**Written instruction**: Identify each line holding the string "behavior" and copy it.

**Dataset entries**:

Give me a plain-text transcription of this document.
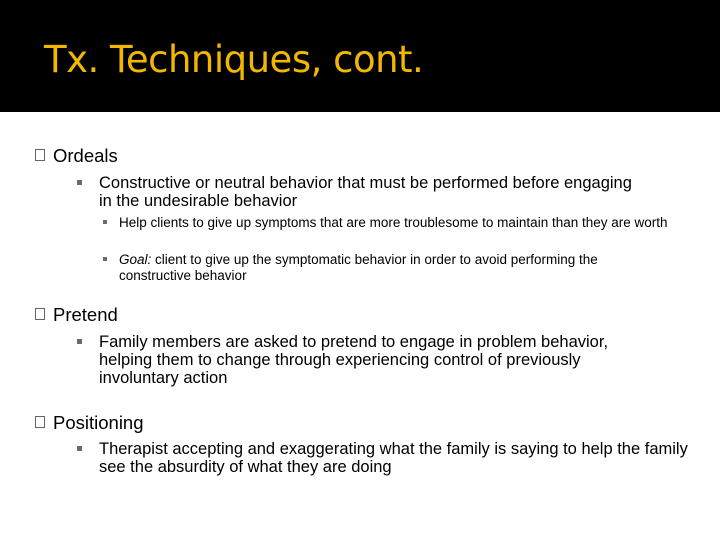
Tx. Techniques, cont.
Ordeals
Constructive or neutral behavior that must be performed before engaging in the undesirable behavior
Help clients to give up symptoms that are more troublesome to maintain than they are worth
Goal: client to give up the symptomatic behavior in order to avoid performing the constructive behavior
Pretend
Family members are asked to pretend to engage in problem behavior, helping them to change through experiencing control of previously involuntary action
Positioning
Therapist accepting and exaggerating what the family is saying to help the family see the absurdity of what they are doing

**Answer below**:
Constructive or neutral behavior that must be performed before engaging in the undesirable behavior
Goal: client to give up the symptomatic behavior in order to avoid performing the constructive behavior
Family members are asked to pretend to engage in problem behavior, helping them to change through experiencing control of previously involuntary action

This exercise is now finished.